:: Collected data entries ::
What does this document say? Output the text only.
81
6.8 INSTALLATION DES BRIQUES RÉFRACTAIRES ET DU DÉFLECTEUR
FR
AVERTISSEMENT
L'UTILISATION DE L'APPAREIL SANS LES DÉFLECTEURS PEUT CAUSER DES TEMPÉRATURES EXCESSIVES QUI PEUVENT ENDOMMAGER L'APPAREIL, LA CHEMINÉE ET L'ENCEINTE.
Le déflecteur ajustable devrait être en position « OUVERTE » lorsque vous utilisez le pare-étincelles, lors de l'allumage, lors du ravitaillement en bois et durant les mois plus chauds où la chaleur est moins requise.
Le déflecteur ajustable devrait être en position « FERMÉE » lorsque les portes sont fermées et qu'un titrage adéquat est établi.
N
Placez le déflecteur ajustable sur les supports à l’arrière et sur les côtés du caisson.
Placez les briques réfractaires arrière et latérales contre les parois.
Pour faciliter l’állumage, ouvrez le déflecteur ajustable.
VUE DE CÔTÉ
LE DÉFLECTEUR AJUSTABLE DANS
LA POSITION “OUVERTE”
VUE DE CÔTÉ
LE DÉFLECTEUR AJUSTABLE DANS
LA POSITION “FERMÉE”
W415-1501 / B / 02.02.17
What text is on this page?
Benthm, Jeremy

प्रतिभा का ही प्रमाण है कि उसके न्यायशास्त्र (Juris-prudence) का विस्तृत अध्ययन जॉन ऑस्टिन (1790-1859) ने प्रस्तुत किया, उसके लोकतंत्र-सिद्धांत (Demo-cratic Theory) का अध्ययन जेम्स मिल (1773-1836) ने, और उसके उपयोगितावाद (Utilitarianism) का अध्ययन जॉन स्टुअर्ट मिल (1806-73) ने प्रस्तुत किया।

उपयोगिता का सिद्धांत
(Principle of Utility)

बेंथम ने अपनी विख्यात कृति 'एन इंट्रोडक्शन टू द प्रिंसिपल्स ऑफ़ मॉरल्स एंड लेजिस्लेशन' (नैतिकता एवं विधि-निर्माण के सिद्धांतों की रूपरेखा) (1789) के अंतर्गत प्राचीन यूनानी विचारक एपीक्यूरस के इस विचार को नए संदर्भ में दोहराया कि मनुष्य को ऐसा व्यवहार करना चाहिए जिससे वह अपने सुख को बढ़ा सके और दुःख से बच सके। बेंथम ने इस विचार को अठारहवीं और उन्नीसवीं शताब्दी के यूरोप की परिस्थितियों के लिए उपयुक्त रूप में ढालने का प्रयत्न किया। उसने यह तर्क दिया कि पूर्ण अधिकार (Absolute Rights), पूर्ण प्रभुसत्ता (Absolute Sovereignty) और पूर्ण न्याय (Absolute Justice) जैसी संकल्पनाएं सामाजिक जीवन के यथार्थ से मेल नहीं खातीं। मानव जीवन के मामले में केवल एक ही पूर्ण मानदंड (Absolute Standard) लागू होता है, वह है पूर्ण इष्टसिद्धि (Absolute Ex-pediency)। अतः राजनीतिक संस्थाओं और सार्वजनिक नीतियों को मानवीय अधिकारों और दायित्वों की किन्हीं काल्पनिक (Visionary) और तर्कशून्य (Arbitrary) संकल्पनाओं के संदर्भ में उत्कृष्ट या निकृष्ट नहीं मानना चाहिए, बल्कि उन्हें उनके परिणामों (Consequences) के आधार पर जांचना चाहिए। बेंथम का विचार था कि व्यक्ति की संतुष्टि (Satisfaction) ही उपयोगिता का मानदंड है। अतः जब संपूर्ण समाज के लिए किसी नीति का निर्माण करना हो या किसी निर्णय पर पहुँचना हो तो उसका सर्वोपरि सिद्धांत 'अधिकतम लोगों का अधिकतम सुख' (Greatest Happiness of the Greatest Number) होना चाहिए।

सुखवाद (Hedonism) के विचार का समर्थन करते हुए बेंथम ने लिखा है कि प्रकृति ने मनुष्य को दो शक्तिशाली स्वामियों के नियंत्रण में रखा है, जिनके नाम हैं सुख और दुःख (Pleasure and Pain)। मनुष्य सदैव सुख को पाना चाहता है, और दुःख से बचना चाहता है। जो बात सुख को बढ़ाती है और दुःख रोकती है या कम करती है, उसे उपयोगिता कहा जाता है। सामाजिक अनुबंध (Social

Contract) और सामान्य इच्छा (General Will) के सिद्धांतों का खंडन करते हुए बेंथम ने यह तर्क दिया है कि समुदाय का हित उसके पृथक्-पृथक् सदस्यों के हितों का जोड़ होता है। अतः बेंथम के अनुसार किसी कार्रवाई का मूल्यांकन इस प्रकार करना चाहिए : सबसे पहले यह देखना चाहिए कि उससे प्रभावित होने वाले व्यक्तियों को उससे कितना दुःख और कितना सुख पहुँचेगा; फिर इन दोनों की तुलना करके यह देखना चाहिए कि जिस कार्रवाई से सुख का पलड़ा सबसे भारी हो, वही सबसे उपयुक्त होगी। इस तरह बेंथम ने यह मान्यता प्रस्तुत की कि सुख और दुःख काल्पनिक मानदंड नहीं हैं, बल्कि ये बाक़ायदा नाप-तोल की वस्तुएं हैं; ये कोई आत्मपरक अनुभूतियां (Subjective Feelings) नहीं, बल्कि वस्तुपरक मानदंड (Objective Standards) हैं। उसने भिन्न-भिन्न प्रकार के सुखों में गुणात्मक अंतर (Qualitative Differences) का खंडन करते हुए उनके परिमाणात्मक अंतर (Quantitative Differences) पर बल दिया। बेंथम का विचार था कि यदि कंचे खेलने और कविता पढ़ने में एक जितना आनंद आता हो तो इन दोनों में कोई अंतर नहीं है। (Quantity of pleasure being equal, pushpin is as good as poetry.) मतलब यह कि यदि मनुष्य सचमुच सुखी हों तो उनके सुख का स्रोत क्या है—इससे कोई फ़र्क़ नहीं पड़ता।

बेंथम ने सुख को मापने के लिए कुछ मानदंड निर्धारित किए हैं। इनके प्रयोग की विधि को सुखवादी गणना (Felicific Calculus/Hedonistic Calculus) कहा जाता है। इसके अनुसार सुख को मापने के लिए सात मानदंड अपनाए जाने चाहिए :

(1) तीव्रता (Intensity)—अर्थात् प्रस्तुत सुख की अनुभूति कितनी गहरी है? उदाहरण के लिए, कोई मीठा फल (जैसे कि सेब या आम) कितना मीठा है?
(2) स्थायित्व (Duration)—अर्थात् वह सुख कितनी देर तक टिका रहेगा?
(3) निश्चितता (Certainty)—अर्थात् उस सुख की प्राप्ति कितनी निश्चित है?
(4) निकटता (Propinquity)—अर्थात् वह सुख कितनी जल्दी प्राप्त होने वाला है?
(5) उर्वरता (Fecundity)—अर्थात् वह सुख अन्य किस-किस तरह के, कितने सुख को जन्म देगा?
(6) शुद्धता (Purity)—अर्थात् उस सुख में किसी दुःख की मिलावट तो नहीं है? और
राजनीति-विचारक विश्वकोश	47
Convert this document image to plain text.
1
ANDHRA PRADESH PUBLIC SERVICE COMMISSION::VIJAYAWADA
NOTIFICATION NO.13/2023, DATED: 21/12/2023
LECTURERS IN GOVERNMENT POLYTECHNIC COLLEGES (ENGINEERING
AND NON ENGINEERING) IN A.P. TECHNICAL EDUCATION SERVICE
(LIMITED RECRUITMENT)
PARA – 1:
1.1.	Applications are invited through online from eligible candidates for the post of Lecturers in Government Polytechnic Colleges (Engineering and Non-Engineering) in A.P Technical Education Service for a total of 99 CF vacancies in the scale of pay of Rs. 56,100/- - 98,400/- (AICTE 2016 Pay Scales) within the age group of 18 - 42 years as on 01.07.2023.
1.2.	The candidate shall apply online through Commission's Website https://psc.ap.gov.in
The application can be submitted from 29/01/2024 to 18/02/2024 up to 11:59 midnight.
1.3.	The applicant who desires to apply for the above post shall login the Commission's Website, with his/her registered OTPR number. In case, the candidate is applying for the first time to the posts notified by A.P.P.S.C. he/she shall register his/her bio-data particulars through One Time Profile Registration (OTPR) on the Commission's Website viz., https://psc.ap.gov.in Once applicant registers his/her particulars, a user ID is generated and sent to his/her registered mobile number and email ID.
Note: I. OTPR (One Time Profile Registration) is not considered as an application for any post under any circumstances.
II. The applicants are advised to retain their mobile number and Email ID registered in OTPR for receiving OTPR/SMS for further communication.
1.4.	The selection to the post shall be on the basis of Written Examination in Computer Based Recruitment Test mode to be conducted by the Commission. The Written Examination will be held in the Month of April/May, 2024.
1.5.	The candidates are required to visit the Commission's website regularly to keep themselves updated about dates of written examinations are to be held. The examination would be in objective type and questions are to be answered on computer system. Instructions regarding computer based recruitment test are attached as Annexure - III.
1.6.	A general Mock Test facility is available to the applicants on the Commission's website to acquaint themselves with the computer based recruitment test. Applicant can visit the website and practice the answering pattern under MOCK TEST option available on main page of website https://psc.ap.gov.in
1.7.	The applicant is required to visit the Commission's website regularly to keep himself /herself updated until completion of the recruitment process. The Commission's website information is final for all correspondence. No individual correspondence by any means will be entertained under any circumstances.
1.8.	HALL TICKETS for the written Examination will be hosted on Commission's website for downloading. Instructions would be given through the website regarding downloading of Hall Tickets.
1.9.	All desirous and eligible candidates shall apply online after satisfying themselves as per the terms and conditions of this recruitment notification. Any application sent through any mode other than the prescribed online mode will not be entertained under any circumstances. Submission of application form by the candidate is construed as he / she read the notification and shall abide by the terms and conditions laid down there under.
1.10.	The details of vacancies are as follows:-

:: Work to be completed ::
Check the data for the word "page" and pull out the lines that have it.

:: Written solution ::
What text is on this page?
1.6.	A general Mock Test facility is available to the applicants on the Commission's website to acquaint themselves with the computer based recruitment test. Applicant can visit the website and practice the answering pattern under MOCK TEST option available on main page of website https://psc.ap.gov.in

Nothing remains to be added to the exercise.